§ **What you need to do**
Leave the pictures out and print every record below exactly as it stands.

Stored entries:
## Start

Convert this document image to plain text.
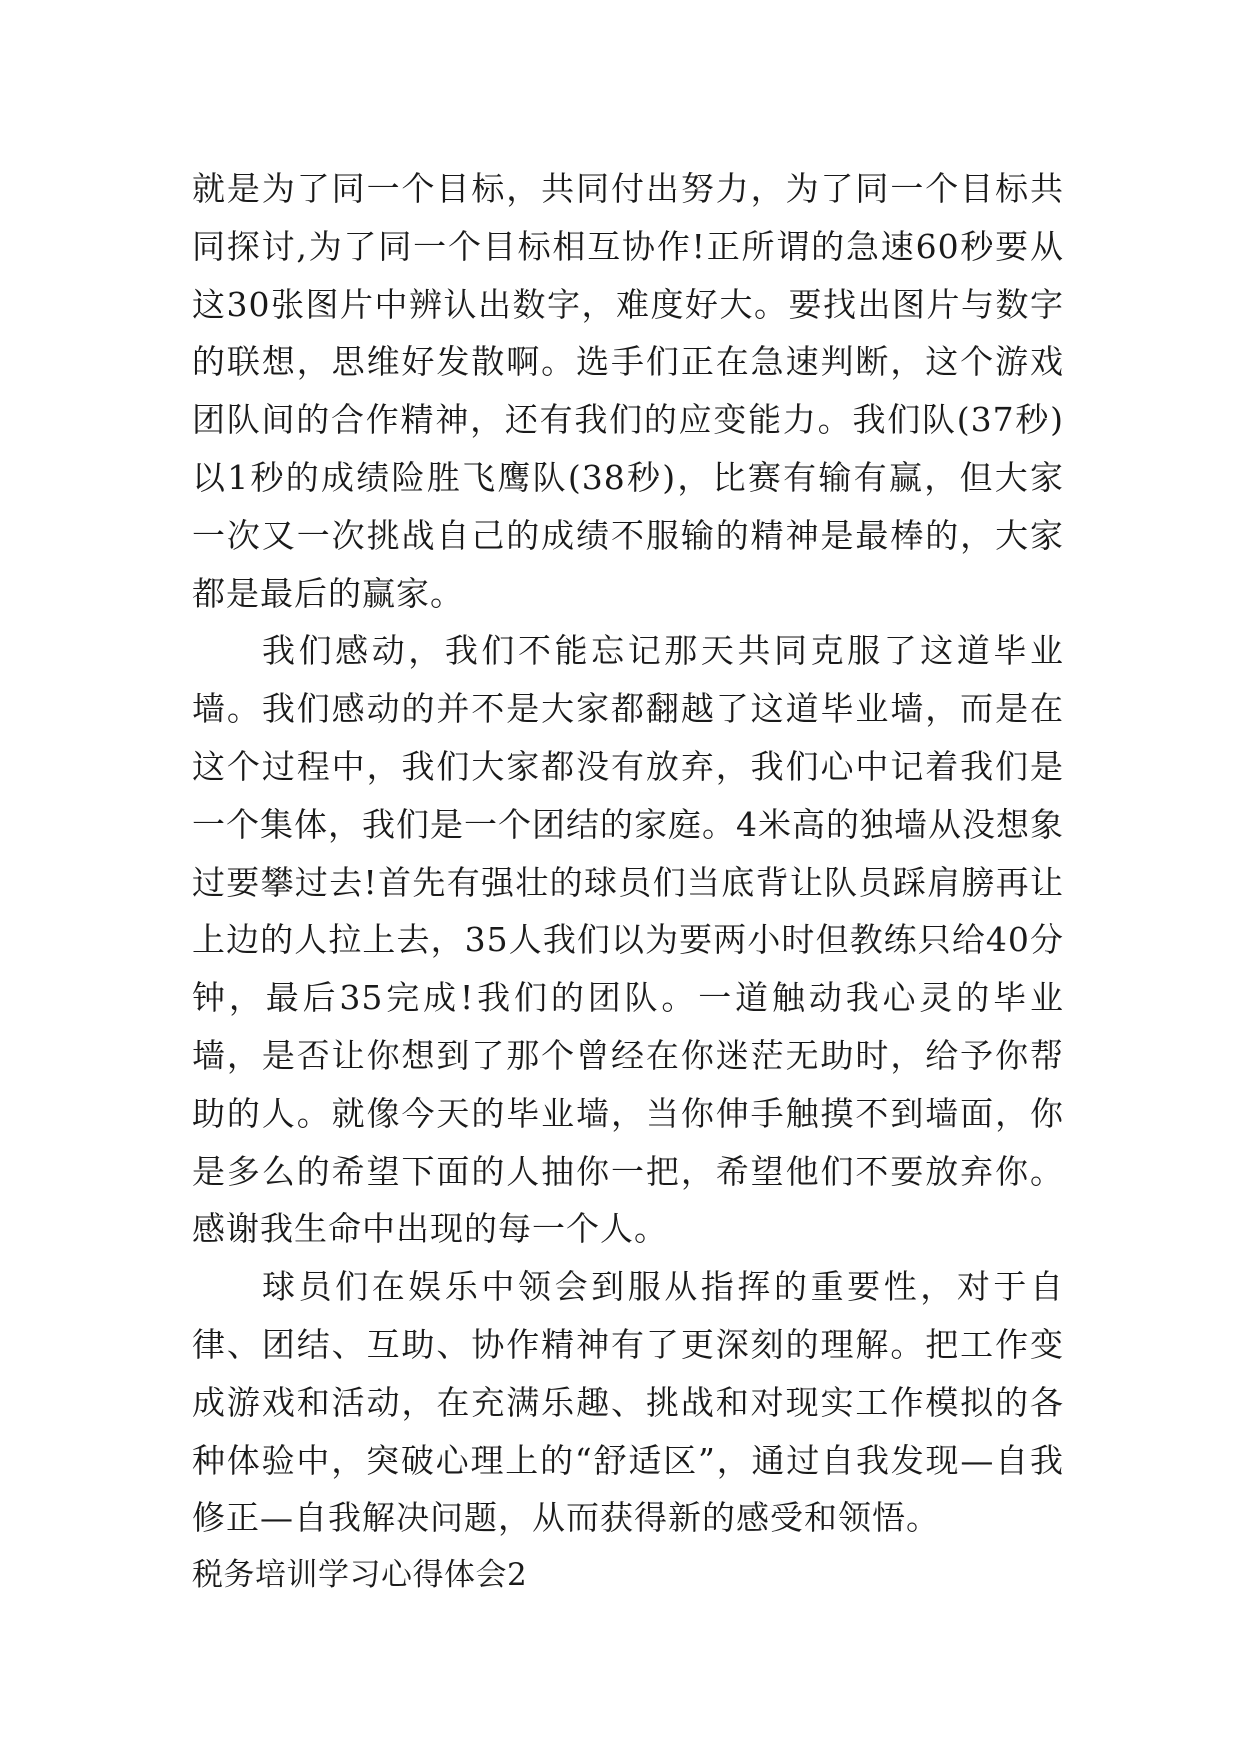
就是为了同一个目标，共同付出努力，为了同一个目标共同探讨,为了同一个目标相互协作!正所谓的急速60秒要从这30张图片中辨认出数字，难度好大。要找出图片与数字的联想，思维好发散啊。选手们正在急速判断，这个游戏团队间的合作精神，还有我们的应变能力。我们队(37秒)以1秒的成绩险胜飞鹰队(38秒)，比赛有输有赢，但大家一次又一次挑战自己的成绩不服输的精神是最棒的，大家都是最后的赢家。

我们感动，我们不能忘记那天共同克服了这道毕业墙。我们感动的并不是大家都翻越了这道毕业墙，而是在这个过程中，我们大家都没有放弃，我们心中记着我们是一个集体，我们是一个团结的家庭。4米高的独墙从没想象过要攀过去!首先有强壮的球员们当底背让队员踩肩膀再让上边的人拉上去，35人我们以为要两小时但教练只给40分钟，最后35完成!我们的团队。一道触动我心灵的毕业墙，是否让你想到了那个曾经在你迷茫无助时，给予你帮助的人。就像今天的毕业墙，当你伸手触摸不到墙面，你是多么的希望下面的人抽你一把，希望他们不要放弃你。感谢我生命中出现的每一个人。

球员们在娱乐中领会到服从指挥的重要性，对于自律、团结、互助、协作精神有了更深刻的理解。把工作变成游戏和活动，在充满乐趣、挑战和对现实工作模拟的各种体验中，突破心理上的“舒适区”，通过自我发现—自我修正—自我解决问题，从而获得新的感受和领悟。

税务培训学习心得体会2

## End

§ **Task answer**
Convert this document image to plain text.
就是为了同一个目标，共同付出努力，为了同一个目标共同探讨,为了同一个目标相互协作!正所谓的急速60秒要从这30张图片中辨认出数字，难度好大。要找出图片与数字的联想，思维好发散啊。选手们正在急速判断，这个游戏团队间的合作精神，还有我们的应变能力。我们队(37秒)以1秒的成绩险胜飞鹰队(38秒)，比赛有输有赢，但大家一次又一次挑战自己的成绩不服输的精神是最棒的，大家都是最后的赢家。

我们感动，我们不能忘记那天共同克服了这道毕业墙。我们感动的并不是大家都翻越了这道毕业墙，而是在这个过程中，我们大家都没有放弃，我们心中记着我们是一个集体，我们是一个团结的家庭。4米高的独墙从没想象过要攀过去!首先有强壮的球员们当底背让队员踩肩膀再让上边的人拉上去，35人我们以为要两小时但教练只给40分钟，最后35完成!我们的团队。一道触动我心灵的毕业墙，是否让你想到了那个曾经在你迷茫无助时，给予你帮助的人。就像今天的毕业墙，当你伸手触摸不到墙面，你是多么的希望下面的人抽你一把，希望他们不要放弃你。感谢我生命中出现的每一个人。

球员们在娱乐中领会到服从指挥的重要性，对于自律、团结、互助、协作精神有了更深刻的理解。把工作变成游戏和活动，在充满乐趣、挑战和对现实工作模拟的各种体验中，突破心理上的“舒适区”，通过自我发现—自我修正—自我解决问题，从而获得新的感受和领悟。

税务培训学习心得体会2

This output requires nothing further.